# [Prompt]
Please copy out the part of the material below that opens with its first line and closes with the line containing "- sinker-tip: [258, 479, 306, 548]", both ends included, without changing anything.

※

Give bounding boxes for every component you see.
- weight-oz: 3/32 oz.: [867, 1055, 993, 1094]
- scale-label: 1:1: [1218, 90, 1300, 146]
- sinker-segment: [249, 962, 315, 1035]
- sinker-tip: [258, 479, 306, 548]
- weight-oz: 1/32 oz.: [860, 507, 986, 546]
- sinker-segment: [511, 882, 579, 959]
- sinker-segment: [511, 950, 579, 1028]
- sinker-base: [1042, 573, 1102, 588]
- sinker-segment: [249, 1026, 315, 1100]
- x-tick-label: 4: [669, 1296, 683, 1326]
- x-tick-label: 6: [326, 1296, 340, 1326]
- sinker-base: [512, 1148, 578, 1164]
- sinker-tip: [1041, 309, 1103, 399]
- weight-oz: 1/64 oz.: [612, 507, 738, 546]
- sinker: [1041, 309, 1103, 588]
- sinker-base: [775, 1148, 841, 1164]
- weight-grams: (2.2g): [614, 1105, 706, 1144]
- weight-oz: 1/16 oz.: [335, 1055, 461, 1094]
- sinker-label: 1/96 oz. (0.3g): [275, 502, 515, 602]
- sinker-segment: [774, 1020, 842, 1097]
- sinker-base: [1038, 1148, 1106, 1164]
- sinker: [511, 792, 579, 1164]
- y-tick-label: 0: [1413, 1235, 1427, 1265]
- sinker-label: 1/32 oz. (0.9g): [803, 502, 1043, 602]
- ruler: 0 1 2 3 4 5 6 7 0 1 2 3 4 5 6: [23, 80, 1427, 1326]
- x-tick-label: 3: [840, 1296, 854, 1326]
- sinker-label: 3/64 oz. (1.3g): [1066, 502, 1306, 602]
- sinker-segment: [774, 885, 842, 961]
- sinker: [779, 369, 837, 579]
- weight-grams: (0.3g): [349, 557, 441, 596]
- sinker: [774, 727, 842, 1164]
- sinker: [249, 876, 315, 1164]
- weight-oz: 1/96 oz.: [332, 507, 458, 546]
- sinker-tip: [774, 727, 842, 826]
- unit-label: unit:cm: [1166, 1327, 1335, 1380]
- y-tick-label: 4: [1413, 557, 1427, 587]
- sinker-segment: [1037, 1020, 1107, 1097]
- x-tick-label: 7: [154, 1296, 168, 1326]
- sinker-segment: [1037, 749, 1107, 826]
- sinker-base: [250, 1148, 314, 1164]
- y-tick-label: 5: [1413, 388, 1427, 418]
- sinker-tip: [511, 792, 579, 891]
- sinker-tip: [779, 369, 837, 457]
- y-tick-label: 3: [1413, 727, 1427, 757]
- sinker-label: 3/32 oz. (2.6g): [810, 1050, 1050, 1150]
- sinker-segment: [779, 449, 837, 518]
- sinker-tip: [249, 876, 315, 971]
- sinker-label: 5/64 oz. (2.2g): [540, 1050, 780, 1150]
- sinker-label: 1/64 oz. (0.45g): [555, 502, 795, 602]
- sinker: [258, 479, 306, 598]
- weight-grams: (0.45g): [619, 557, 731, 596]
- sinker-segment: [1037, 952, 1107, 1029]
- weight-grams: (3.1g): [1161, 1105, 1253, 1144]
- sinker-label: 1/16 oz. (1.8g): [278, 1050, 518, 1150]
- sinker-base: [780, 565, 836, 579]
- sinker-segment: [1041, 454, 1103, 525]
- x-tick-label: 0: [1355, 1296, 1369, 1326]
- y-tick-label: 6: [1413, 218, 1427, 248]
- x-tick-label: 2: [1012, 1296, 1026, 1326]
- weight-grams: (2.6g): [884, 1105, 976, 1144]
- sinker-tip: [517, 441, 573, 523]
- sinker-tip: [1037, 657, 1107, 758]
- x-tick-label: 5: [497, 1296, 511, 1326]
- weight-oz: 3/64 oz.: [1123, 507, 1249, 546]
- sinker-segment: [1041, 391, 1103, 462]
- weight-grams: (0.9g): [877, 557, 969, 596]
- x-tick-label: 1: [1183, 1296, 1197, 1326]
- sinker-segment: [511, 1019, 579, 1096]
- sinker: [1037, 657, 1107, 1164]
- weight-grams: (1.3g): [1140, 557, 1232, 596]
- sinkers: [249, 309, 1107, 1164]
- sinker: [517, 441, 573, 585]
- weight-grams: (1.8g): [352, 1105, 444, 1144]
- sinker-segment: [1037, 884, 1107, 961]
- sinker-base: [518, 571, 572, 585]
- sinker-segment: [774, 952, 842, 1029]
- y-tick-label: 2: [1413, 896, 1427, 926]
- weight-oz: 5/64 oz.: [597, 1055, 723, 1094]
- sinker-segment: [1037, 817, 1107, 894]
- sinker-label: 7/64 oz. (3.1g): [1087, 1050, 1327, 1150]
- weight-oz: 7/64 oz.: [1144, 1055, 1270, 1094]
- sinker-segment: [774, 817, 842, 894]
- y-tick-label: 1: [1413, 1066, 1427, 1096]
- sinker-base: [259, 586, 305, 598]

※

# [Solution to the problem]
Give bounding boxes for every component you see.
- weight-oz: 3/32 oz.: [867, 1055, 993, 1094]
- scale-label: 1:1: [1218, 90, 1300, 146]
- sinker-segment: [249, 962, 315, 1035]
- sinker-tip: [258, 479, 306, 548]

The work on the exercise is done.